### Aim of the task
Pick out each line of the records in which the word "ризалита" appears.

** Start of Data for this exercise **

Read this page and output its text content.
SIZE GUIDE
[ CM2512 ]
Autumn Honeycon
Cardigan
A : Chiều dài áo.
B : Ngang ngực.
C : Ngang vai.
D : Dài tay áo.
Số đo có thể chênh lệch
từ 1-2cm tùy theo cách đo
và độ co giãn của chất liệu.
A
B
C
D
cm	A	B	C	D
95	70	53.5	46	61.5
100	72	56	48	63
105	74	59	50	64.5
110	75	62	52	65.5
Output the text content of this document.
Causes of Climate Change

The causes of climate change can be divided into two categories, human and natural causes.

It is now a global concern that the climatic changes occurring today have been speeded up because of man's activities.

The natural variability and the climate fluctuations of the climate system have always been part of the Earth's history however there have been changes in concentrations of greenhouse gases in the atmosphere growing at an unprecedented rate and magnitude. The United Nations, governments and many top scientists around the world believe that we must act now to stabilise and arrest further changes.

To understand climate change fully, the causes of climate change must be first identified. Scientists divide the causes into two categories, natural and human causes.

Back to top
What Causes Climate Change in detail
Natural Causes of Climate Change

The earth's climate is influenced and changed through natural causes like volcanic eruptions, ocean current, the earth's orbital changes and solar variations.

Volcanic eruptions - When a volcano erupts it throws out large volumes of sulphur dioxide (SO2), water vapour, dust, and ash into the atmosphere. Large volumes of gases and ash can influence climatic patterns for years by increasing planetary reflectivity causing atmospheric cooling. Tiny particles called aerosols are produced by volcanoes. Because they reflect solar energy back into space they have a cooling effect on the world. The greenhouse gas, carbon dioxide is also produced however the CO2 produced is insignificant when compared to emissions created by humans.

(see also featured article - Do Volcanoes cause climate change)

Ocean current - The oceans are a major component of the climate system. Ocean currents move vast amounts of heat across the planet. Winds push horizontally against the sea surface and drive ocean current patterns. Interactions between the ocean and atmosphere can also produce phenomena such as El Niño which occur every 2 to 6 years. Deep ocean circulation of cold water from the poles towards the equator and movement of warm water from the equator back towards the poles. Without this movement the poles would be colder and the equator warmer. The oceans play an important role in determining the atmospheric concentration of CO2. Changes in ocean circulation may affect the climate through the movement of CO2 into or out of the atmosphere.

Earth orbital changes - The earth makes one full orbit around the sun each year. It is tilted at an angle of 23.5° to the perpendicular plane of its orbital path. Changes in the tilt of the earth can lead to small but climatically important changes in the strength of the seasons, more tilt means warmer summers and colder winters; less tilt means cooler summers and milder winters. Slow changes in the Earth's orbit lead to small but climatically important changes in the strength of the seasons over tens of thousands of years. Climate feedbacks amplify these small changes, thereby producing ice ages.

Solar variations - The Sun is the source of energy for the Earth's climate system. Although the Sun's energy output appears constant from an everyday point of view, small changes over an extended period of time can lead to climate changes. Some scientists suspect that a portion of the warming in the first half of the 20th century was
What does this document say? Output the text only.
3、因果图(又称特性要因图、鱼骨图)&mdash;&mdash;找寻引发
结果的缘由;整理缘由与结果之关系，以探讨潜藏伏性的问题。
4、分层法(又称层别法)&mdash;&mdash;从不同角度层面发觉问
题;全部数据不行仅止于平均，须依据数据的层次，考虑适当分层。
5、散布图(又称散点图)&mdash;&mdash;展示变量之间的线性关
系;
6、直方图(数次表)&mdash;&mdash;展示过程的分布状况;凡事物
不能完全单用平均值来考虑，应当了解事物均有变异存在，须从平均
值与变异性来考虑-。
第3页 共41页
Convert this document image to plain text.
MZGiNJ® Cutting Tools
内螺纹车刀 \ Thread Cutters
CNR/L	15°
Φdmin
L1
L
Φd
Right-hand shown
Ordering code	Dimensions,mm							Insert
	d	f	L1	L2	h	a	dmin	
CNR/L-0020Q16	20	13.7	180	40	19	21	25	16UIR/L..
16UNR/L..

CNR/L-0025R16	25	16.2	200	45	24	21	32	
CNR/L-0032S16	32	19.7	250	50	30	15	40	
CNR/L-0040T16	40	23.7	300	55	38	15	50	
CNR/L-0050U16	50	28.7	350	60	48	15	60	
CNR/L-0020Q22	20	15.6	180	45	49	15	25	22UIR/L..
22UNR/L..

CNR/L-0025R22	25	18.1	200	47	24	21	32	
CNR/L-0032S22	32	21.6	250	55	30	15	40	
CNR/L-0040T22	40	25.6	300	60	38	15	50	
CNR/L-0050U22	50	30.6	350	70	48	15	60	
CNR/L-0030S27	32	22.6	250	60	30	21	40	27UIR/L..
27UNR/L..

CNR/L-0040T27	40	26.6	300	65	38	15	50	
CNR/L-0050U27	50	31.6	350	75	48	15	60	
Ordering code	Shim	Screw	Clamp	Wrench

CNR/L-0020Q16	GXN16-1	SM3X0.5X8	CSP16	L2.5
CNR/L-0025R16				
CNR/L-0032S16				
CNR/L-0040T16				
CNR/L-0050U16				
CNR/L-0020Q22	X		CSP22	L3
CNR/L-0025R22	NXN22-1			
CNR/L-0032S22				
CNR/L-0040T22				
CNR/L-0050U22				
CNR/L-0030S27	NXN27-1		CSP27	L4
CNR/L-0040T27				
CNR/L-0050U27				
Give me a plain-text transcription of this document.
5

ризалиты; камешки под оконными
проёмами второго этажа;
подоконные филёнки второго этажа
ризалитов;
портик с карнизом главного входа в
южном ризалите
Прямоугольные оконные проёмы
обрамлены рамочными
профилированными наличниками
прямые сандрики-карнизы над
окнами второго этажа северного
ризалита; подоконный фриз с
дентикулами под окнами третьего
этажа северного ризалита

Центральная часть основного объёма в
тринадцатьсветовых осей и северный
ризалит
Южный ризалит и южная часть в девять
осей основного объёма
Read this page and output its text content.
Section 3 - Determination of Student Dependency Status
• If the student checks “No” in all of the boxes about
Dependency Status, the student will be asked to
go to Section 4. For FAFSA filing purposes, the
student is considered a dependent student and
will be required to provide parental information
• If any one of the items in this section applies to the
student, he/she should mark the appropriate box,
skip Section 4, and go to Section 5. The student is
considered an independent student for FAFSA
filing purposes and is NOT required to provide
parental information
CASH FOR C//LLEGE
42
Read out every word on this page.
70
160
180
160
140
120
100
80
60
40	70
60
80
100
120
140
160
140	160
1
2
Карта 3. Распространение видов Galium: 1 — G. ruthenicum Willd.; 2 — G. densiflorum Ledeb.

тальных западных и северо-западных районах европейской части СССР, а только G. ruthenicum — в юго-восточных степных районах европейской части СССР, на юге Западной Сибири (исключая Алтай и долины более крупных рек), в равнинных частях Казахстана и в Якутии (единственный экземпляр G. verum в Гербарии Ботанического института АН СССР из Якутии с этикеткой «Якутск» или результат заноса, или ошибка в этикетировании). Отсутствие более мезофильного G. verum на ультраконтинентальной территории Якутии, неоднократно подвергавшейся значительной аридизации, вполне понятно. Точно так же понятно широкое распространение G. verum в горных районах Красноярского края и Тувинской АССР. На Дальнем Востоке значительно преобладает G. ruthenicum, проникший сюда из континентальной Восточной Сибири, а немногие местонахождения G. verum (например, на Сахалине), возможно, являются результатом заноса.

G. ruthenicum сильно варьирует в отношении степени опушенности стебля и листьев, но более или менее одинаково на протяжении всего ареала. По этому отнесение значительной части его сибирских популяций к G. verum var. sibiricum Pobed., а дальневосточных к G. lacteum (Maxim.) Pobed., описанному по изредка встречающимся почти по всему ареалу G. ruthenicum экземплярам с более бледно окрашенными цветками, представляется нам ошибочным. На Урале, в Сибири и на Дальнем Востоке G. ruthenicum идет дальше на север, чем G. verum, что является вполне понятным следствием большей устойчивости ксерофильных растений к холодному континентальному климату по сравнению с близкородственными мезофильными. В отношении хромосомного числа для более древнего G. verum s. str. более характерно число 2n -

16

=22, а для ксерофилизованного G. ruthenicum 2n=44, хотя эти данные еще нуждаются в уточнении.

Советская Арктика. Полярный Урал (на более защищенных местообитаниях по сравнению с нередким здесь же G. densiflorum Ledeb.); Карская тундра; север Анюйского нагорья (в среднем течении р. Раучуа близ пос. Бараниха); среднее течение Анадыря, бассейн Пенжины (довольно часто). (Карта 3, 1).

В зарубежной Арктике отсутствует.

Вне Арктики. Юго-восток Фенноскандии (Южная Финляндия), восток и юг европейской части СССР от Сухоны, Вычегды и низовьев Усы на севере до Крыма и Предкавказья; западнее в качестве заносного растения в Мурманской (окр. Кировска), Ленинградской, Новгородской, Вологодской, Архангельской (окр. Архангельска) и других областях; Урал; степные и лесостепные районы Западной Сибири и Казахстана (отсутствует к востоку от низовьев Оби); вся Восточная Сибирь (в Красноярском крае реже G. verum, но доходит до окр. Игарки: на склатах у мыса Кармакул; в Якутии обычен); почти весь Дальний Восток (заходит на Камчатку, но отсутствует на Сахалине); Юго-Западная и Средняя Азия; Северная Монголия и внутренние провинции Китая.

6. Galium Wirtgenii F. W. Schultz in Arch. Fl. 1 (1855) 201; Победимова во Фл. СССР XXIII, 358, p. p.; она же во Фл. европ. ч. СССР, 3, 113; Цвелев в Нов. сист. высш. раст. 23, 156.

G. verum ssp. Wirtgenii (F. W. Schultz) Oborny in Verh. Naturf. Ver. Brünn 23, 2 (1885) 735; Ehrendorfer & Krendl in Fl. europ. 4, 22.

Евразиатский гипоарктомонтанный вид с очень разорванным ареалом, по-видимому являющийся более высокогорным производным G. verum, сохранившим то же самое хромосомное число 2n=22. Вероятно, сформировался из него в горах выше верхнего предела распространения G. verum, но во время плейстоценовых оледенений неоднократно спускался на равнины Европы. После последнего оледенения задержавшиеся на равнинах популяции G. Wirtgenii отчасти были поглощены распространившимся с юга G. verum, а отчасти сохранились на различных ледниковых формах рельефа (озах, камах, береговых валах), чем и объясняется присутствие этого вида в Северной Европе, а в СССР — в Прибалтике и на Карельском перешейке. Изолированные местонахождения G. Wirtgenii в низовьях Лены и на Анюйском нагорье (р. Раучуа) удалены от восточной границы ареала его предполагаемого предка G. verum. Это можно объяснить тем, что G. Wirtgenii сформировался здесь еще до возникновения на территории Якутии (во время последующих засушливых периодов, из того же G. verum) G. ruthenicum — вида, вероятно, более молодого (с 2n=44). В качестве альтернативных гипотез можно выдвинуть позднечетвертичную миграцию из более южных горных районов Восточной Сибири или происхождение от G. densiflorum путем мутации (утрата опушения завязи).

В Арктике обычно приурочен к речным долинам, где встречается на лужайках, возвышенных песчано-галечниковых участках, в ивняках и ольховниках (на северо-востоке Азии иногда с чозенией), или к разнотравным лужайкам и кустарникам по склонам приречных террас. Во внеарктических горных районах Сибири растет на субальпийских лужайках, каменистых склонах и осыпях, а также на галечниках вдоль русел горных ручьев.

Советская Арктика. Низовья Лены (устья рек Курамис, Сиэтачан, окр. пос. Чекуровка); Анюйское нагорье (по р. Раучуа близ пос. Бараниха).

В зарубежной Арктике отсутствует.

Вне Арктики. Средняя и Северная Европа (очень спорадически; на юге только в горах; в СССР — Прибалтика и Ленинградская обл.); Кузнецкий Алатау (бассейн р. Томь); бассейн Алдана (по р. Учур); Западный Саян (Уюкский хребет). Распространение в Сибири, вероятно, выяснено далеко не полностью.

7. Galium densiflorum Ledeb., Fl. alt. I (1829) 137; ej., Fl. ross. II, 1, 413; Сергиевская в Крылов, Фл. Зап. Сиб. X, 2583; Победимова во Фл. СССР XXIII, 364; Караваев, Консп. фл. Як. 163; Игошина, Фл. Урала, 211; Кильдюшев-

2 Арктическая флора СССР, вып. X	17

** End of Data for this exercise **

### Written solution
ризалита; подоконный фриз с
этажа северного ризалита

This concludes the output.